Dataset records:

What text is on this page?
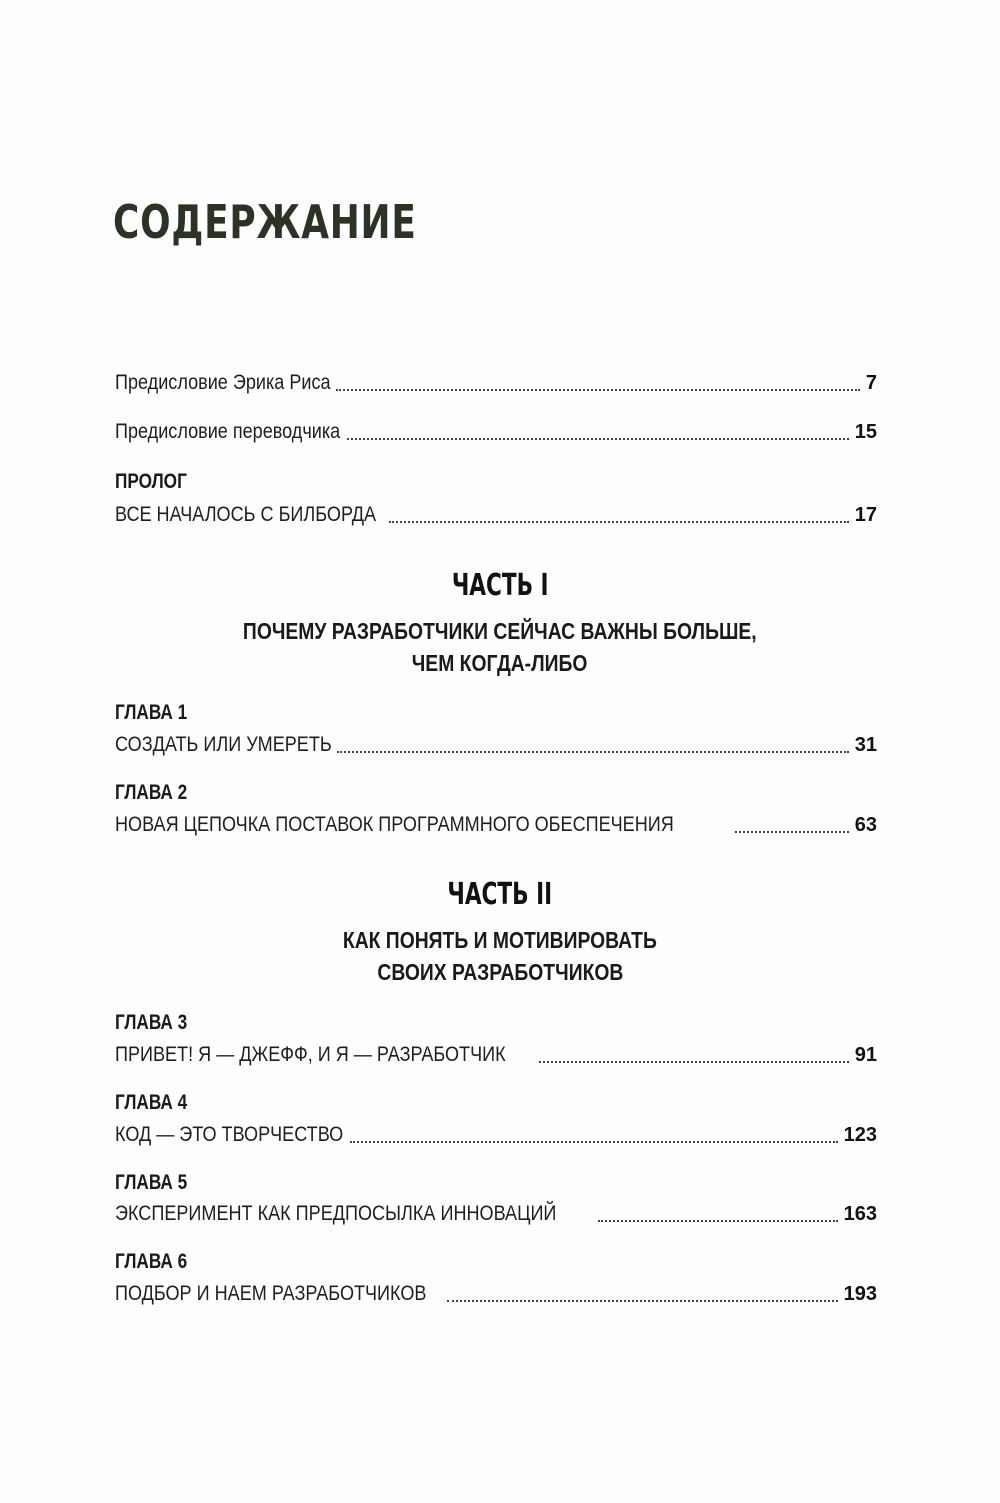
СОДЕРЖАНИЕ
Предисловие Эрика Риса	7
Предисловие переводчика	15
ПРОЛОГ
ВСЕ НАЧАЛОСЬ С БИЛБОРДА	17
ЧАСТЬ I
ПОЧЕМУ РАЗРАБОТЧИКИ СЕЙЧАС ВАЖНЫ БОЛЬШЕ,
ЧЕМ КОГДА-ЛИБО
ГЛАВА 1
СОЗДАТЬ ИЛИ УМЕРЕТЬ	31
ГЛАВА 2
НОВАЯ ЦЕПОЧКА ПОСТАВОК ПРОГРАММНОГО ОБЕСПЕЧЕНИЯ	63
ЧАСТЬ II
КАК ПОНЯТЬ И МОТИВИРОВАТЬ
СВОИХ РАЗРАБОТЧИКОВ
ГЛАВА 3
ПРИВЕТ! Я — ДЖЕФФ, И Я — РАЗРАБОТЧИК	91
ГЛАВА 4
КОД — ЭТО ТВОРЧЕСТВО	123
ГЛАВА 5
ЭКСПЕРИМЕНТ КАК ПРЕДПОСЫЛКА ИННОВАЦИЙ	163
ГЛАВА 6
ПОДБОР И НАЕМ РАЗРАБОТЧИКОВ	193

...

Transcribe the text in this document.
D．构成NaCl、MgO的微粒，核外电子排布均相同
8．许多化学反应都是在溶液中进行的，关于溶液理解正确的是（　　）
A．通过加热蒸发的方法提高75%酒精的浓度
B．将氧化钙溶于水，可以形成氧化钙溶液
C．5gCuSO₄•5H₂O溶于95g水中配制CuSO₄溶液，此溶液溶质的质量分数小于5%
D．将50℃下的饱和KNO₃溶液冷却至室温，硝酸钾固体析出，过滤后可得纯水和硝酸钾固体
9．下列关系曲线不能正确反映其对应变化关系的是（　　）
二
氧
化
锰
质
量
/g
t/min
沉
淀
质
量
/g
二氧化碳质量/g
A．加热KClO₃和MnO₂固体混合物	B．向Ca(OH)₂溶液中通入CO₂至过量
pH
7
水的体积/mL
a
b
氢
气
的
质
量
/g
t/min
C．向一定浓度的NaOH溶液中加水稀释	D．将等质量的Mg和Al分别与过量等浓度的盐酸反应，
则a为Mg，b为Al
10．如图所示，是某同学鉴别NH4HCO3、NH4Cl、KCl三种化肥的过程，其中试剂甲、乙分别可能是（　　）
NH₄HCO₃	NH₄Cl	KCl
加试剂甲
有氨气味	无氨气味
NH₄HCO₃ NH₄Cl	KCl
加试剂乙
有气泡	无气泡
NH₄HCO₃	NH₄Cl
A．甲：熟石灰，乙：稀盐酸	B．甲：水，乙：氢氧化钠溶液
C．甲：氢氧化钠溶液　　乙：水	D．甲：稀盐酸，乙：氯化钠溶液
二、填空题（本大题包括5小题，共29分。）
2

Task prompt
List the lines of the entries that include "РАЗРАБОТЧИКОВ".

Finished exercise
СВОИХ РАЗРАБОТЧИКОВ
ПОДБОР И НАЕМ РАЗРАБОТЧИКОВ	193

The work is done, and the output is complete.